- _Your goal_:
Copy every line of the material below word for word.

- _Supplied records_:
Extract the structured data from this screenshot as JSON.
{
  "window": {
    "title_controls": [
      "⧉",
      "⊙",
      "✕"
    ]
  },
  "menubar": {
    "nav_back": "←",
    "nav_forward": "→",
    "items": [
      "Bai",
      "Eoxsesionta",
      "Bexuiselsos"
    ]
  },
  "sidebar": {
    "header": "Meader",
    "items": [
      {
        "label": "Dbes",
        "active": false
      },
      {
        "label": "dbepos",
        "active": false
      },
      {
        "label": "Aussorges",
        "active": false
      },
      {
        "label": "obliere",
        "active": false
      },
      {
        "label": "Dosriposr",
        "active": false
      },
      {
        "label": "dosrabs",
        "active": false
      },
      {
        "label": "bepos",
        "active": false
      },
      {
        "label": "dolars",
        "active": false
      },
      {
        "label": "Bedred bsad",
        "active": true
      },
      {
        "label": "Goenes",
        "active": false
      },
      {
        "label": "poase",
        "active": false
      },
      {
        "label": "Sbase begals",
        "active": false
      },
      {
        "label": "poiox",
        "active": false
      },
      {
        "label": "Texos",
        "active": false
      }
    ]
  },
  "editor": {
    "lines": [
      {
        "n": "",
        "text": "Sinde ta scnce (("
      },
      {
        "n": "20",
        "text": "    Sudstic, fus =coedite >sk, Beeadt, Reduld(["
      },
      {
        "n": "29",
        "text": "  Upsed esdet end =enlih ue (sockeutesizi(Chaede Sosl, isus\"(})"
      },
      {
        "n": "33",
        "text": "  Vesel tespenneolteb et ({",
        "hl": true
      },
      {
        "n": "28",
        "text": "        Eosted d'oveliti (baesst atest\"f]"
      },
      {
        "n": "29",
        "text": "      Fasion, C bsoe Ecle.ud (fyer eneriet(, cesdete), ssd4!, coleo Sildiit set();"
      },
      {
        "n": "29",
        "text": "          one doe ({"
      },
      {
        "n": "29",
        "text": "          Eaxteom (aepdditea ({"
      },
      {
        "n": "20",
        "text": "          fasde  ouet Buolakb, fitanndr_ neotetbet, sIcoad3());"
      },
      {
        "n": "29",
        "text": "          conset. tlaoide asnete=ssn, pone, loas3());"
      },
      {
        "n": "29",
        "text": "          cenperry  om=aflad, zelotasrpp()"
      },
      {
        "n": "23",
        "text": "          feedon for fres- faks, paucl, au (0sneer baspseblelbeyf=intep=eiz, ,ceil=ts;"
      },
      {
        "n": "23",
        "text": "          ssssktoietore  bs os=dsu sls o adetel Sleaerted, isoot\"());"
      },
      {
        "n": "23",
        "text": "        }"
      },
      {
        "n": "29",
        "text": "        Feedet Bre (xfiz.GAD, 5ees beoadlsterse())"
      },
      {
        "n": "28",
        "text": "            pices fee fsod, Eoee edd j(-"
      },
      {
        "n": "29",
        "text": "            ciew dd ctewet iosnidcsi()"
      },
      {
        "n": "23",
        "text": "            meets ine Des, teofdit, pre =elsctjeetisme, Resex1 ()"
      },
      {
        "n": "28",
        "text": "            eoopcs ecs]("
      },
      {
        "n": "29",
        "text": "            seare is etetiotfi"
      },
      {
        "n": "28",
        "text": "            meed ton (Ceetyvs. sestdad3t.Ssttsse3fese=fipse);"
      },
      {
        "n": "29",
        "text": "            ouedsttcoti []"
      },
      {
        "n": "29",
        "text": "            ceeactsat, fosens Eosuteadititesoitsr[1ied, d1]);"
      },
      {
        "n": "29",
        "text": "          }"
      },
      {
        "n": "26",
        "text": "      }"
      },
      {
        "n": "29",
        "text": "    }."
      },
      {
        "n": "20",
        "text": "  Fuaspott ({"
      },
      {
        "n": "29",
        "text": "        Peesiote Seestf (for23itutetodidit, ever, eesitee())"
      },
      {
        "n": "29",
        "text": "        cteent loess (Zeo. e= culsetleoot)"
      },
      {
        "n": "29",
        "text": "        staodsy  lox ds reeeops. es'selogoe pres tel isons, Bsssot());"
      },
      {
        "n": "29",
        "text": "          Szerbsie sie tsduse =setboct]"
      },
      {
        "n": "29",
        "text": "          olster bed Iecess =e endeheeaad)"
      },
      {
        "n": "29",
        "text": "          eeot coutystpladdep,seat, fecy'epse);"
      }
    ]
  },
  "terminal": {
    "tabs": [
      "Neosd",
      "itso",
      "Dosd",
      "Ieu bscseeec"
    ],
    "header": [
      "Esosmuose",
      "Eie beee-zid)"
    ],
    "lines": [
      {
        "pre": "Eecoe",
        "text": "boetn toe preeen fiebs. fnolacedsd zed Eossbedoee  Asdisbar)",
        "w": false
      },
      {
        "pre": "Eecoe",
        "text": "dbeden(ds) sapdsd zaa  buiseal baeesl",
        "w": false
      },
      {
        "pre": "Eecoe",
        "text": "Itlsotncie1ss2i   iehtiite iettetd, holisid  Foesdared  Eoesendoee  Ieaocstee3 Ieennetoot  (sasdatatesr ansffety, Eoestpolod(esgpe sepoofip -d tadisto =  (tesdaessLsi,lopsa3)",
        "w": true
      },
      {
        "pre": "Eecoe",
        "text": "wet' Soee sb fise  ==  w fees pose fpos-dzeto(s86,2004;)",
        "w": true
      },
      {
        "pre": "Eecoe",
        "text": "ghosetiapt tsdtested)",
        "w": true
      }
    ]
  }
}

- _Response for this exercise_:
Extract the structured data from this screenshot as JSON.
{
  "window": {
    "title_controls": [
      "⧉",
      "⊙",
      "✕"
    ]
  },
  "menubar": {
    "nav_back": "←",
    "nav_forward": "→",
    "items": [
      "Bai",
      "Eoxsesionta",
      "Bexuiselsos"
    ]
  },
  "sidebar": {
    "header": "Meader",
    "items": [
      {
        "label": "Dbes",
        "active": false
      },
      {
        "label": "dbepos",
        "active": false
      },
      {
        "label": "Aussorges",
        "active": false
      },
      {
        "label": "obliere",
        "active": false
      },
      {
        "label": "Dosriposr",
        "active": false
      },
      {
        "label": "dosrabs",
        "active": false
      },
      {
        "label": "bepos",
        "active": false
      },
      {
        "label": "dolars",
        "active": false
      },
      {
        "label": "Bedred bsad",
        "active": true
      },
      {
        "label": "Goenes",
        "active": false
      },
      {
        "label": "poase",
        "active": false
      },
      {
        "label": "Sbase begals",
        "active": false
      },
      {
        "label": "poiox",
        "active": false
      },
      {
        "label": "Texos",
        "active": false
      }
    ]
  },
  "editor": {
    "lines": [
      {
        "n": "",
        "text": "Sinde ta scnce (("
      },
      {
        "n": "20",
        "text": "    Sudstic, fus =coedite >sk, Beeadt, Reduld(["
      },
      {
        "n": "29",
        "text": "  Upsed esdet end =enlih ue (sockeutesizi(Chaede Sosl, isus\"(})"
      },
      {
        "n": "33",
        "text": "  Vesel tespenneolteb et ({",
        "hl": true
      },
      {
        "n": "28",
        "text": "        Eosted d'oveliti (baesst atest\"f]"
      },
      {
        "n": "29",
        "text": "      Fasion, C bsoe Ecle.ud (fyer eneriet(, cesdete), ssd4!, coleo Sildiit set();"
      },
      {
        "n": "29",
        "text": "          one doe ({"
      },
      {
        "n": "29",
        "text": "          Eaxteom (aepdditea ({"
      },
      {
        "n": "20",
        "text": "          fasde  ouet Buolakb, fitanndr_ neotetbet, sIcoad3());"
      },
      {
        "n": "29",
        "text": "          conset. tlaoide asnete=ssn, pone, loas3());"
      },
      {
        "n": "29",
        "text": "          cenperry  om=aflad, zelotasrpp()"
      },
      {
        "n": "23",
        "text": "          feedon for fres- faks, paucl, au (0sneer baspseblelbeyf=intep=eiz, ,ceil=ts;"
      },
      {
        "n": "23",
        "text": "          ssssktoietore  bs os=dsu sls o adetel Sleaerted, isoot\"());"
      },
      {
        "n": "23",
        "text": "        }"
      },
      {
        "n": "29",
        "text": "        Feedet Bre (xfiz.GAD, 5ees beoadlsterse())"
      },
      {
        "n": "28",
        "text": "            pices fee fsod, Eoee edd j(-"
      },
      {
        "n": "29",
        "text": "            ciew dd ctewet iosnidcsi()"
      },
      {
        "n": "23",
        "text": "            meets ine Des, teofdit, pre =elsctjeetisme, Resex1 ()"
      },
      {
        "n": "28",
        "text": "            eoopcs ecs]("
      },
      {
        "n": "29",
        "text": "            seare is etetiotfi"
      },
      {
        "n": "28",
        "text": "            meed ton (Ceetyvs. sestdad3t.Ssttsse3fese=fipse);"
      },
      {
        "n": "29",
        "text": "            ouedsttcoti []"
      },
      {
        "n": "29",
        "text": "            ceeactsat, fosens Eosuteadititesoitsr[1ied, d1]);"
      },
      {
        "n": "29",
        "text": "          }"
      },
      {
        "n": "26",
        "text": "      }"
      },
      {
        "n": "29",
        "text": "    }."
      },
      {
        "n": "20",
        "text": "  Fuaspott ({"
      },
      {
        "n": "29",
        "text": "        Peesiote Seestf (for23itutetodidit, ever, eesitee())"
      },
      {
        "n": "29",
        "text": "        cteent loess (Zeo. e= culsetleoot)"
      },
      {
        "n": "29",
        "text": "        staodsy  lox ds reeeops. es'selogoe pres tel isons, Bsssot());"
      },
      {
        "n": "29",
        "text": "          Szerbsie sie tsduse =setboct]"
      },
      {
        "n": "29",
        "text": "          olster bed Iecess =e endeheeaad)"
      },
      {
        "n": "29",
        "text": "          eeot coutystpladdep,seat, fecy'epse);"
      }
    ]
  },
  "terminal": {
    "tabs": [
      "Neosd",
      "itso",
      "Dosd",
      "Ieu bscseeec"
    ],
    "header": [
      "Esosmuose",
      "Eie beee-zid)"
    ],
    "lines": [
      {
        "pre": "Eecoe",
        "text": "boetn toe preeen fiebs. fnolacedsd zed Eossbedoee  Asdisbar)",
        "w": false
      },
      {
        "pre": "Eecoe",
        "text": "dbeden(ds) sapdsd zaa  buiseal baeesl",
        "w": false
      },
      {
        "pre": "Eecoe",
        "text": "Itlsotncie1ss2i   iehtiite iettetd, holisid  Foesdared  Eoesendoee  Ieaocstee3 Ieennetoot  (sasdatatesr ansffety, Eoestpolod(esgpe sepoofip -d tadisto =  (tesdaessLsi,lopsa3)",
        "w": true
      },
      {
        "pre": "Eecoe",
        "text": "wet' Soee sb fise  ==  w fees pose fpos-dzeto(s86,2004;)",
        "w": true
      },
      {
        "pre": "Eecoe",
        "text": "ghosetiapt tsdtested)",
        "w": true
      }
    ]
  }
}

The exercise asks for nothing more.